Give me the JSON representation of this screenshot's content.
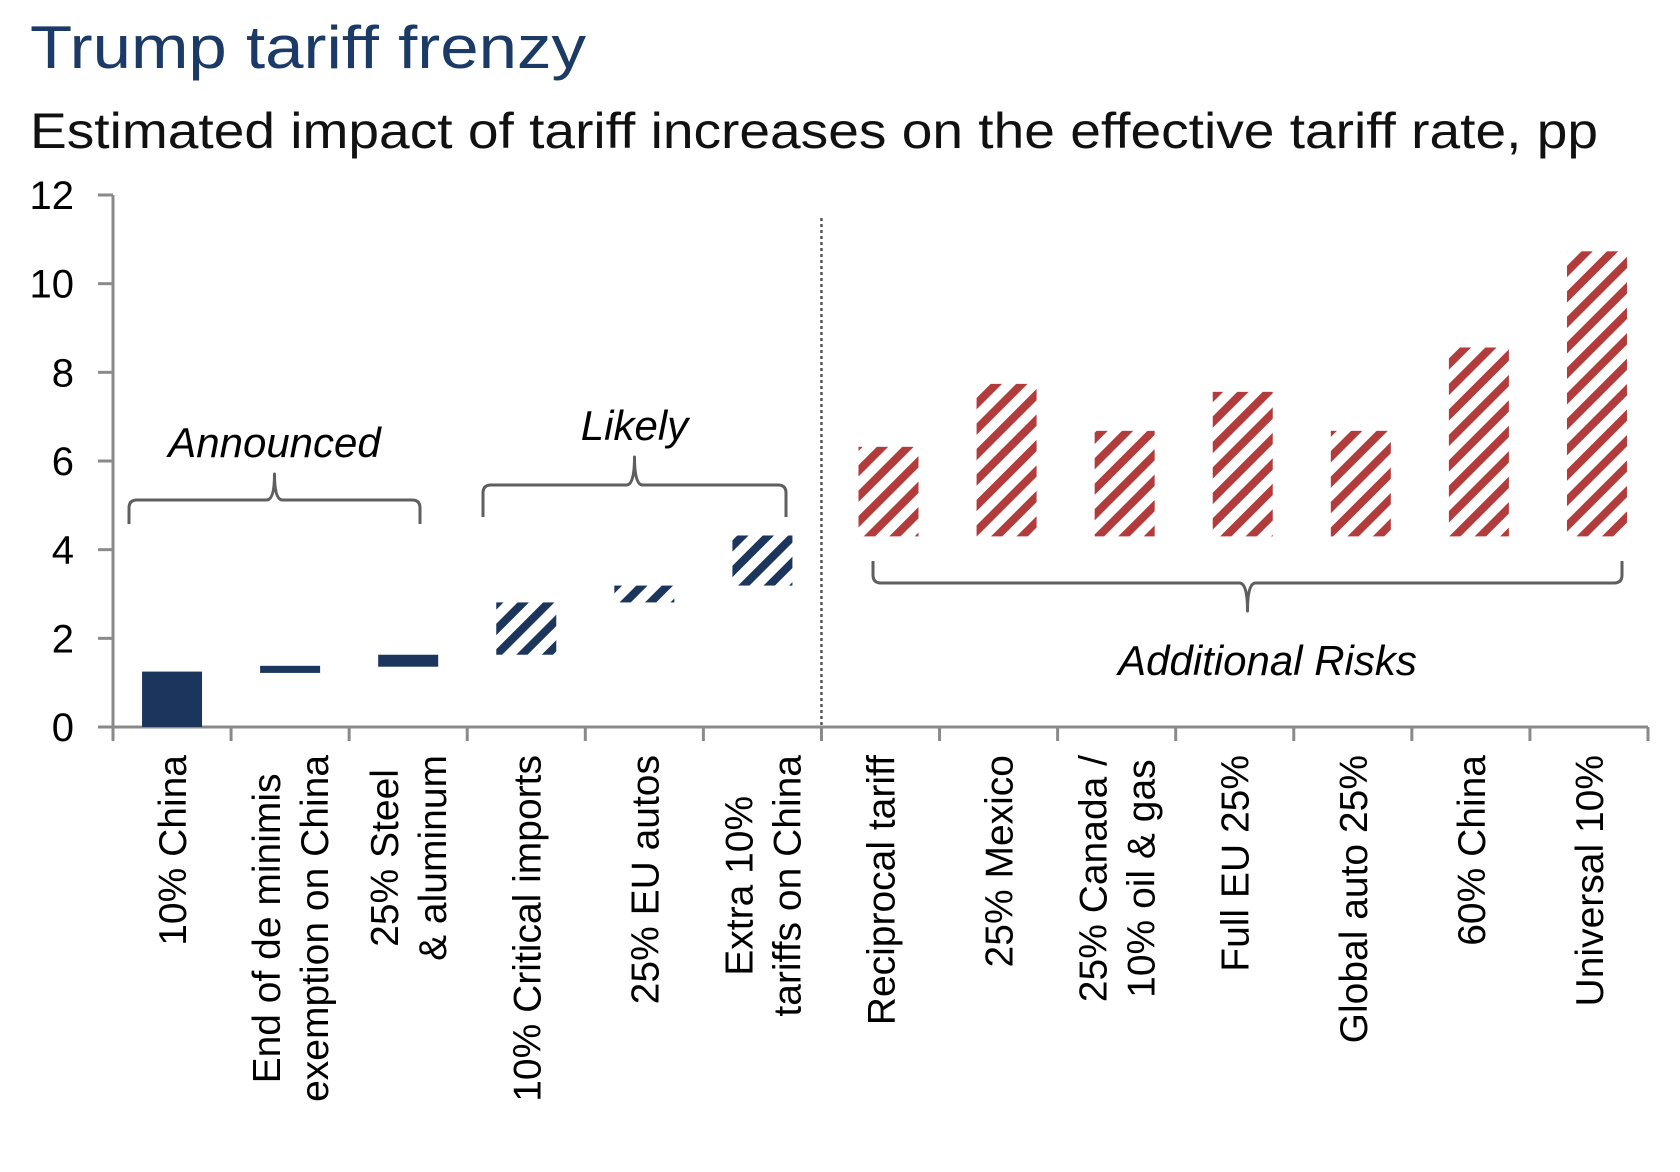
{
  "chart_data": {
    "type": "bar",
    "subtype": "waterfall",
    "title": "Trump tariff frenzy",
    "subtitle": "Estimated impact of tariff increases on the effective tariff rate, pp",
    "xlabel": "",
    "ylabel": "",
    "ylim": [
      0,
      12
    ],
    "yticks": [
      0,
      2,
      4,
      6,
      8,
      10,
      12
    ],
    "grid": false,
    "colors": {
      "announced": "#1b355c",
      "likely": "#1b355c",
      "additional_risks": "#b23b3b",
      "axis": "#8a8a8a",
      "title": "#1b3a66"
    },
    "categories": [
      "10% China",
      "End of de minimis exemption on China",
      "25% Steel & aluminum",
      "10% Critical imports",
      "25% EU autos",
      "Extra 10% tariffs on China",
      "Reciprocal tariff",
      "25% Mexico",
      "25% Canada / 10% oil & gas",
      "Full EU 25%",
      "Global auto 25%",
      "60% China",
      "Universal 10%"
    ],
    "category_lines": [
      [
        "10% China"
      ],
      [
        "End of de minimis",
        "exemption on China"
      ],
      [
        "25% Steel",
        "& aluminum"
      ],
      [
        "10% Critical imports"
      ],
      [
        "25% EU autos"
      ],
      [
        "Extra 10%",
        "tariffs on China"
      ],
      [
        "Reciprocal tariff"
      ],
      [
        "25% Mexico"
      ],
      [
        "25% Canada /",
        "10% oil & gas"
      ],
      [
        "Full EU 25%"
      ],
      [
        "Global auto 25%"
      ],
      [
        "60% China"
      ],
      [
        "Universal 10%"
      ]
    ],
    "series": [
      {
        "name": "Announced",
        "style": "solid",
        "points": [
          {
            "category": "10% China",
            "start": 0.0,
            "end": 1.25
          },
          {
            "category": "End of de minimis exemption on China",
            "start": 1.22,
            "end": 1.38
          },
          {
            "category": "25% Steel & aluminum",
            "start": 1.36,
            "end": 1.63
          }
        ]
      },
      {
        "name": "Likely",
        "style": "hatched",
        "points": [
          {
            "category": "10% Critical imports",
            "start": 1.63,
            "end": 2.81
          },
          {
            "category": "25% EU autos",
            "start": 2.81,
            "end": 3.19
          },
          {
            "category": "Extra 10% tariffs on China",
            "start": 3.19,
            "end": 4.32
          }
        ]
      },
      {
        "name": "Additional Risks",
        "style": "hatched",
        "points": [
          {
            "category": "Reciprocal tariff",
            "start": 4.3,
            "end": 6.32
          },
          {
            "category": "25% Mexico",
            "start": 4.3,
            "end": 7.74
          },
          {
            "category": "25% Canada / 10% oil & gas",
            "start": 4.3,
            "end": 6.68
          },
          {
            "category": "Full EU 25%",
            "start": 4.3,
            "end": 7.56
          },
          {
            "category": "Global auto 25%",
            "start": 4.3,
            "end": 6.68
          },
          {
            "category": "60% China",
            "start": 4.3,
            "end": 8.56
          },
          {
            "category": "Universal 10%",
            "start": 4.3,
            "end": 10.73
          }
        ]
      }
    ],
    "annotations": [
      {
        "text": "Announced",
        "spans": [
          "10% China",
          "25% Steel & aluminum"
        ],
        "position": "above",
        "brace": "opens-down"
      },
      {
        "text": "Likely",
        "spans": [
          "10% Critical imports",
          "Extra 10% tariffs on China"
        ],
        "position": "above",
        "brace": "opens-down"
      },
      {
        "text": "Additional Risks",
        "spans": [
          "Reciprocal tariff",
          "Universal 10%"
        ],
        "position": "below",
        "brace": "opens-up"
      }
    ],
    "divider": {
      "after_category": "Extra 10% tariffs on China",
      "style": "dotted"
    }
  }
}
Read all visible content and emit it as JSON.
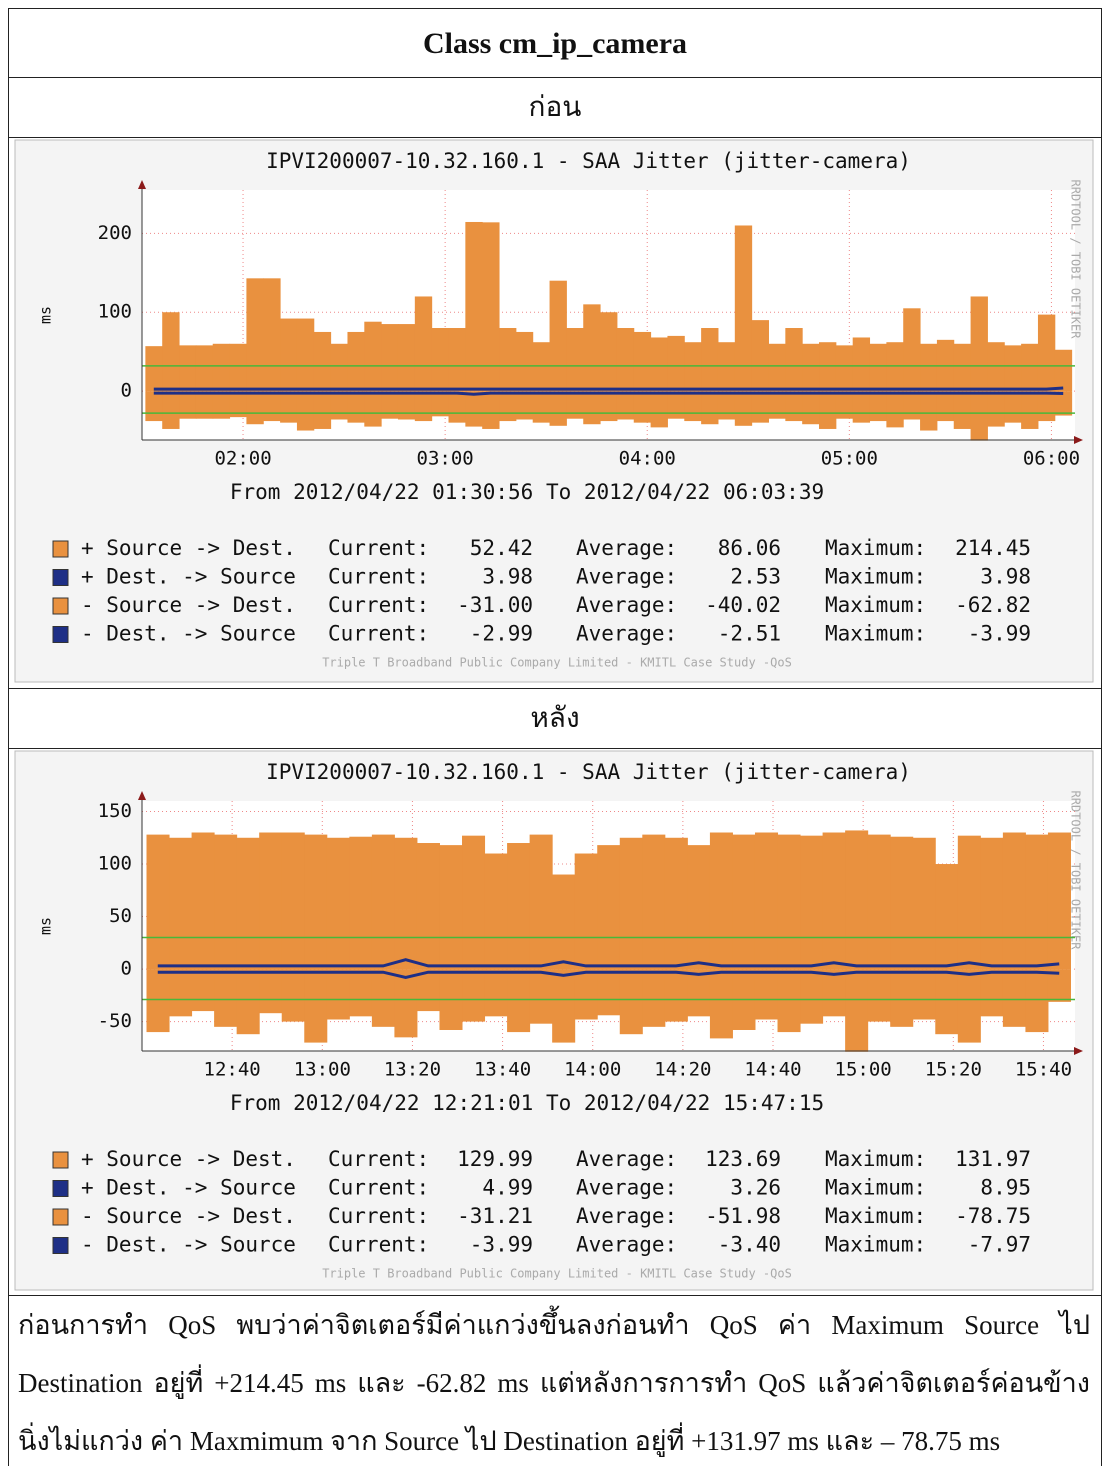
{
  "document": {
    "title": "Class cm_ip_camera",
    "before_label": "ก่อน",
    "after_label": "หลัง",
    "paragraph": [
      "ก่อนการทำ QoS พบว่าค่าจิตเตอร์มีค่าแกว่งขึ้นลงก่อนทำ QoS ค่า Maximum Source ไป",
      "Destination อยู่ที่ +214.45 ms และ -62.82 ms แต่หลังการการทำ QoS แล้วค่าจิตเตอร์ค่อนข้าง",
      "นิ่งไม่แกว่ง ค่า Maxmimum จาก Source ไป Destination อยู่ที่ +131.97 ms และ – 78.75 ms"
    ]
  },
  "chart_data": [
    {
      "type": "area",
      "title": "IPVI200007-10.32.160.1 - SAA Jitter (jitter-camera)",
      "y_label": "ms",
      "subtitle": "From 2012/04/22 01:30:56 To 2012/04/22 06:03:39",
      "footer": "Triple T Broadband Public Company Limited - KMITL Case Study -QoS",
      "side_label": "RRDTOOL / TOBI OETIKER",
      "xlim": [
        "01:30",
        "06:07"
      ],
      "xticks": [
        "02:00",
        "03:00",
        "04:00",
        "05:00",
        "06:00"
      ],
      "ylim": [
        -62,
        255
      ],
      "yticks": [
        0,
        100,
        200
      ],
      "grid": true,
      "hrules": [
        32,
        -28
      ],
      "hrule_color": "#49b83a",
      "step_minutes": 5,
      "legend_stat_labels": [
        "Current:",
        "Average:",
        "Maximum:"
      ],
      "x": [
        "01:31",
        "01:36",
        "01:41",
        "01:46",
        "01:51",
        "01:56",
        "02:01",
        "02:06",
        "02:11",
        "02:16",
        "02:21",
        "02:26",
        "02:31",
        "02:36",
        "02:41",
        "02:46",
        "02:51",
        "02:56",
        "03:01",
        "03:06",
        "03:11",
        "03:16",
        "03:21",
        "03:26",
        "03:31",
        "03:36",
        "03:41",
        "03:46",
        "03:51",
        "03:56",
        "04:01",
        "04:06",
        "04:11",
        "04:16",
        "04:21",
        "04:26",
        "04:31",
        "04:36",
        "04:41",
        "04:46",
        "04:51",
        "04:56",
        "05:01",
        "05:06",
        "05:11",
        "05:16",
        "05:21",
        "05:26",
        "05:31",
        "05:36",
        "05:41",
        "05:46",
        "05:51",
        "05:56",
        "06:01"
      ],
      "series": [
        {
          "name": "+ Source -> Dest.",
          "color": "#e9913f",
          "style": "area",
          "current": "52.42",
          "average": "86.06",
          "maximum": "214.45",
          "values": [
            57,
            100,
            58,
            58,
            60,
            60,
            143,
            143,
            92,
            92,
            75,
            60,
            75,
            88,
            85,
            85,
            120,
            80,
            80,
            214.45,
            214,
            80,
            75,
            62,
            140,
            80,
            110,
            100,
            80,
            75,
            68,
            70,
            62,
            80,
            62,
            210,
            90,
            60,
            80,
            60,
            62,
            58,
            68,
            60,
            62,
            105,
            60,
            65,
            60,
            120,
            62,
            58,
            60,
            97,
            52.42
          ]
        },
        {
          "name": "- Source -> Dest.",
          "color": "#e9913f",
          "style": "area",
          "current": "-31.00",
          "average": "-40.02",
          "maximum": "-62.82",
          "values": [
            -38,
            -48,
            -35,
            -35,
            -35,
            -33,
            -42,
            -38,
            -40,
            -50,
            -48,
            -36,
            -40,
            -45,
            -35,
            -36,
            -38,
            -32,
            -40,
            -45,
            -48,
            -38,
            -36,
            -40,
            -44,
            -35,
            -42,
            -38,
            -36,
            -40,
            -46,
            -35,
            -38,
            -42,
            -36,
            -44,
            -40,
            -35,
            -38,
            -42,
            -48,
            -35,
            -40,
            -38,
            -46,
            -36,
            -50,
            -38,
            -48,
            -62.82,
            -45,
            -40,
            -48,
            -38,
            -31
          ]
        },
        {
          "name": "+ Dest. -> Source",
          "color": "#1e2f86",
          "style": "line",
          "current": "3.98",
          "average": "2.53",
          "maximum": "3.98",
          "values": [
            2.5,
            2.5,
            2.5,
            2.5,
            2.5,
            2.5,
            2.5,
            2.5,
            2.5,
            2.5,
            2.5,
            2.5,
            2.5,
            2.5,
            2.5,
            2.5,
            2.5,
            2.5,
            2.5,
            2.5,
            2.5,
            2.5,
            2.5,
            2.5,
            2.5,
            2.5,
            2.5,
            2.5,
            2.5,
            2.5,
            2.5,
            2.5,
            2.5,
            2.5,
            2.5,
            2.5,
            2.5,
            2.5,
            2.5,
            2.5,
            2.5,
            2.5,
            2.5,
            2.5,
            2.5,
            2.5,
            2.5,
            2.5,
            2.5,
            2.5,
            2.5,
            2.5,
            2.5,
            2.5,
            3.98
          ]
        },
        {
          "name": "- Dest. -> Source",
          "color": "#1e2f86",
          "style": "line",
          "current": "-2.99",
          "average": "-2.51",
          "maximum": "-3.99",
          "values": [
            -2.5,
            -2.5,
            -2.5,
            -2.5,
            -2.5,
            -2.5,
            -2.5,
            -2.5,
            -2.5,
            -2.5,
            -2.5,
            -2.5,
            -2.5,
            -2.5,
            -2.5,
            -2.5,
            -2.5,
            -2.5,
            -2.5,
            -3.99,
            -2.5,
            -2.5,
            -2.5,
            -2.5,
            -2.5,
            -2.5,
            -2.5,
            -2.5,
            -2.5,
            -2.5,
            -2.5,
            -2.5,
            -2.5,
            -2.5,
            -2.5,
            -2.5,
            -2.5,
            -2.5,
            -2.5,
            -2.5,
            -2.5,
            -2.5,
            -2.5,
            -2.5,
            -2.5,
            -2.5,
            -2.5,
            -2.5,
            -2.5,
            -2.5,
            -2.5,
            -2.5,
            -2.5,
            -2.5,
            -2.99
          ]
        }
      ]
    },
    {
      "type": "area",
      "title": "IPVI200007-10.32.160.1 - SAA Jitter (jitter-camera)",
      "y_label": "ms",
      "subtitle": "From 2012/04/22 12:21:01 To 2012/04/22 15:47:15",
      "footer": "Triple T Broadband Public Company Limited - KMITL Case Study -QoS",
      "side_label": "RRDTOOL / TOBI OETIKER",
      "xlim": [
        "12:20",
        "15:47"
      ],
      "xticks": [
        "12:40",
        "13:00",
        "13:20",
        "13:40",
        "14:00",
        "14:20",
        "14:40",
        "15:00",
        "15:20",
        "15:40"
      ],
      "ylim": [
        -78,
        160
      ],
      "yticks": [
        -50,
        0,
        50,
        100,
        150
      ],
      "grid": true,
      "hrules": [
        30,
        -29
      ],
      "hrule_color": "#49b83a",
      "step_minutes": 5,
      "legend_stat_labels": [
        "Current:",
        "Average:",
        "Maximum:"
      ],
      "x": [
        "12:21",
        "12:26",
        "12:31",
        "12:36",
        "12:41",
        "12:46",
        "12:51",
        "12:56",
        "13:01",
        "13:06",
        "13:11",
        "13:16",
        "13:21",
        "13:26",
        "13:31",
        "13:36",
        "13:41",
        "13:46",
        "13:51",
        "13:56",
        "14:01",
        "14:06",
        "14:11",
        "14:16",
        "14:21",
        "14:26",
        "14:31",
        "14:36",
        "14:41",
        "14:46",
        "14:51",
        "14:56",
        "15:01",
        "15:06",
        "15:11",
        "15:16",
        "15:21",
        "15:26",
        "15:31",
        "15:36",
        "15:41"
      ],
      "series": [
        {
          "name": "+ Source -> Dest.",
          "color": "#e9913f",
          "style": "area",
          "current": "129.99",
          "average": "123.69",
          "maximum": "131.97",
          "values": [
            128,
            125,
            130,
            128,
            125,
            130,
            130,
            128,
            125,
            126,
            128,
            125,
            120,
            118,
            127,
            110,
            120,
            128,
            90,
            110,
            118,
            125,
            128,
            125,
            118,
            130,
            128,
            130,
            128,
            127,
            130,
            131.97,
            128,
            126,
            125,
            100,
            127,
            125,
            130,
            128,
            129.99
          ]
        },
        {
          "name": "- Source -> Dest.",
          "color": "#e9913f",
          "style": "area",
          "current": "-31.21",
          "average": "-51.98",
          "maximum": "-78.75",
          "values": [
            -60,
            -45,
            -40,
            -55,
            -62,
            -42,
            -50,
            -70,
            -48,
            -45,
            -55,
            -65,
            -40,
            -58,
            -50,
            -45,
            -60,
            -52,
            -70,
            -48,
            -44,
            -62,
            -55,
            -50,
            -45,
            -66,
            -58,
            -48,
            -60,
            -52,
            -45,
            -78.75,
            -50,
            -55,
            -48,
            -62,
            -70,
            -45,
            -55,
            -60,
            -31.21
          ]
        },
        {
          "name": "+ Dest. -> Source",
          "color": "#1e2f86",
          "style": "line",
          "current": "4.99",
          "average": "3.26",
          "maximum": "8.95",
          "values": [
            3,
            3,
            3,
            3,
            3,
            3,
            3,
            3,
            3,
            3,
            3,
            8.95,
            3,
            3,
            3,
            3,
            3,
            3,
            7,
            3,
            3,
            3,
            3,
            3,
            6,
            3,
            3,
            3,
            3,
            3,
            6,
            3,
            3,
            3,
            3,
            3,
            6,
            3,
            3,
            3,
            4.99
          ]
        },
        {
          "name": "- Dest. -> Source",
          "color": "#1e2f86",
          "style": "line",
          "current": "-3.99",
          "average": "-3.40",
          "maximum": "-7.97",
          "values": [
            -3,
            -3,
            -3,
            -3,
            -3,
            -3,
            -3,
            -3,
            -3,
            -3,
            -3,
            -7.97,
            -3,
            -3,
            -3,
            -3,
            -3,
            -3,
            -6,
            -3,
            -3,
            -3,
            -3,
            -3,
            -5,
            -3,
            -3,
            -3,
            -3,
            -3,
            -5,
            -3,
            -3,
            -3,
            -3,
            -3,
            -5,
            -3,
            -3,
            -3,
            -3.99
          ]
        }
      ]
    }
  ]
}
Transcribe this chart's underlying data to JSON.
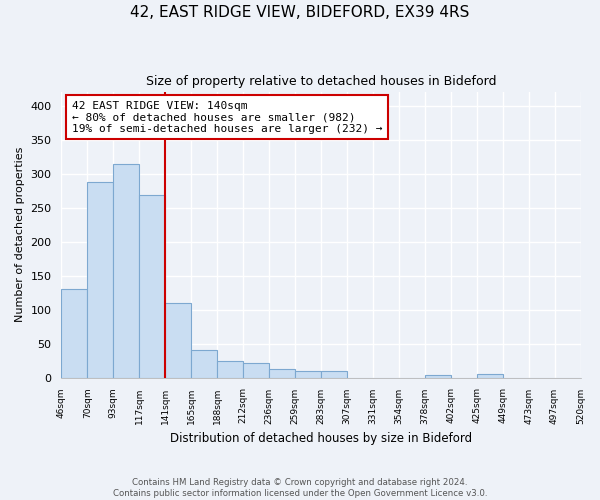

WHAT IS ASKED: From the records above, pull out every line containing the word "exemption".

RESULT OF THIS EXERCISE:
      "End of de minimis exemption on China",
        "exemption on China"
            "category": "End of de minimis exemption on China",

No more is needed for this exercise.